━━━ Extracted entries

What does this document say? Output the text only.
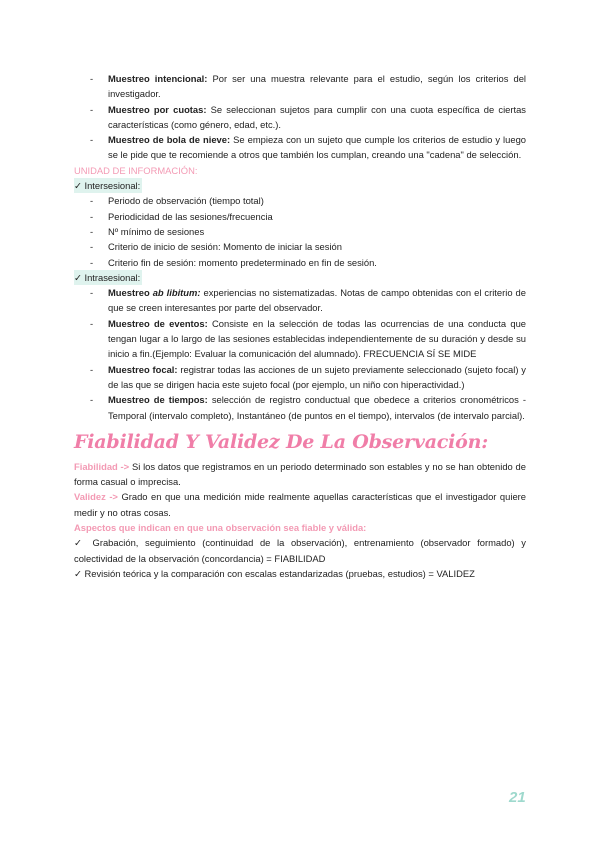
- Muestreo intencional: Por ser una muestra relevante para el estudio, según los criterios del investigador.
- Muestreo por cuotas: Se seleccionan sujetos para cumplir con una cuota específica de ciertas características (como género, edad, etc.).
- Muestreo de bola de nieve: Se empieza con un sujeto que cumple los criterios de estudio y luego se le pide que te recomiende a otros que también los cumplan, creando una "cadena" de selección.
UNIDAD DE INFORMACIÓN:
✓ Intersesional:
- Periodo de observación (tiempo total)
- Periodicidad de las sesiones/frecuencia
- Nº mínimo de sesiones
- Criterio de inicio de sesión: Momento de iniciar la sesión
- Criterio fin de sesión: momento predeterminado en fin de sesión.
✓ Intrasesional:
- Muestreo ab libitum: experiencias no sistematizadas. Notas de campo obtenidas con el criterio de que se creen interesantes por parte del observador.
- Muestreo de eventos: Consiste en la selección de todas las ocurrencias de una conducta que tengan lugar a lo largo de las sesiones establecidas independientemente de su duración y desde su inicio a fin.(Ejemplo: Evaluar la comunicación del alumnado). FRECUENCIA SÍ SE MIDE
- Muestreo focal: registrar todas las acciones de un sujeto previamente seleccionado (sujeto focal) y de las que se dirigen hacia este sujeto focal (por ejemplo, un niño con hiperactividad.)
- Muestreo de tiempos: selección de registro conductual que obedece a criterios cronométricos - Temporal (intervalo completo), Instantáneo (de puntos en el tiempo), intervalos (de intervalo parcial).
Fiabilidad Y Validez De La Observación:
Fiabilidad -> Si los datos que registramos en un periodo determinado son estables y no se han obtenido de forma casual o imprecisa.
Validez -> Grado en que una medición mide realmente aquellas características que el investigador quiere medir y no otras cosas.
Aspectos que indican en que una observación sea fiable y válida:
✓ Grabación, seguimiento (continuidad de la observación), entrenamiento (observador formado) y colectividad de la observación (concordancia) = FIABILIDAD
✓ Revisión teórica y la comparación con escalas estandarizadas (pruebas, estudios) = VALIDEZ
21
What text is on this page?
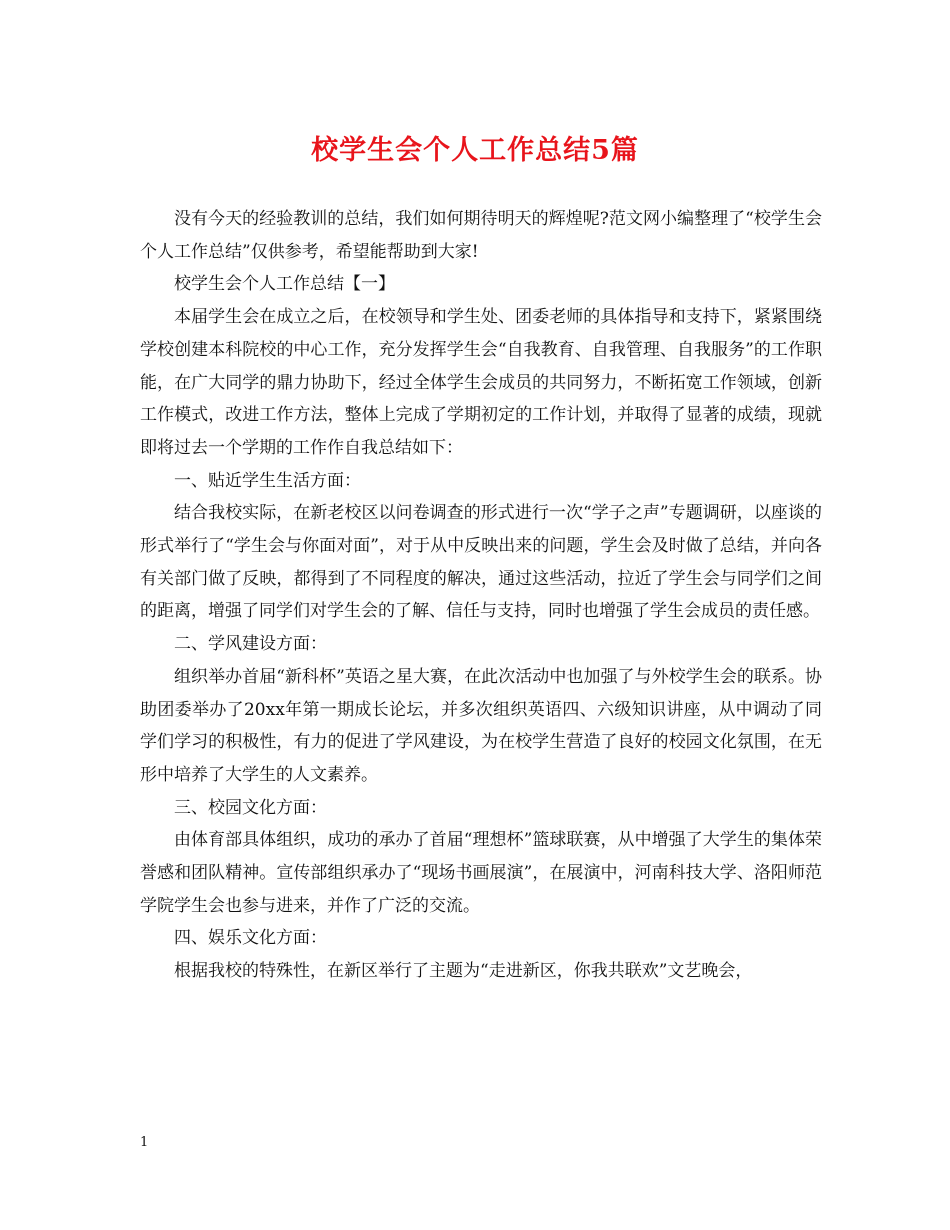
校学生会个人工作总结5篇

没有今天的经验教训的总结，我们如何期待明天的辉煌呢?范文网小编整理了“校学生会个人工作总结”仅供参考，希望能帮助到大家!

校学生会个人工作总结【一】

本届学生会在成立之后，在校领导和学生处、团委老师的具体指导和支持下，紧紧围绕学校创建本科院校的中心工作，充分发挥学生会“自我教育、自我管理、自我服务”的工作职能，在广大同学的鼎力协助下，经过全体学生会成员的共同努力，不断拓宽工作领域，创新工作模式，改进工作方法，整体上完成了学期初定的工作计划，并取得了显著的成绩，现就即将过去一个学期的工作作自我总结如下：

一、贴近学生生活方面：

结合我校实际，在新老校区以问卷调查的形式进行一次“学子之声”专题调研，以座谈的形式举行了“学生会与你面对面”，对于从中反映出来的问题，学生会及时做了总结，并向各有关部门做了反映，都得到了不同程度的解决，通过这些活动，拉近了学生会与同学们之间的距离，增强了同学们对学生会的了解、信任与支持，同时也增强了学生会成员的责任感。

二、学风建设方面：

组织举办首届“新科杯”英语之星大赛，在此次活动中也加强了与外校学生会的联系。协助团委举办了20xx年第一期成长论坛，并多次组织英语四、六级知识讲座，从中调动了同学们学习的积极性，有力的促进了学风建设，为在校学生营造了良好的校园文化氛围，在无形中培养了大学生的人文素养。

三、校园文化方面：

由体育部具体组织，成功的承办了首届“理想杯”篮球联赛，从中增强了大学生的集体荣誉感和团队精神。宣传部组织承办了“现场书画展演”，在展演中，河南科技大学、洛阳师范学院学生会也参与进来，并作了广泛的交流。

四、娱乐文化方面：

根据我校的特殊性，在新区举行了主题为“走进新区，你我共联欢”文艺晚会，

1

━━━━━━

- What is needed
Return all lines of the material above in which the word "tiempo" occurs.

- Exercise answer
- Periodo de observación (tiempo total)
- Muestreo de tiempos: selección de registro conductual que obedece a criterios cronométricos - Temporal (intervalo completo), Instantáneo (de puntos en el tiempo), intervalos (de intervalo parcial).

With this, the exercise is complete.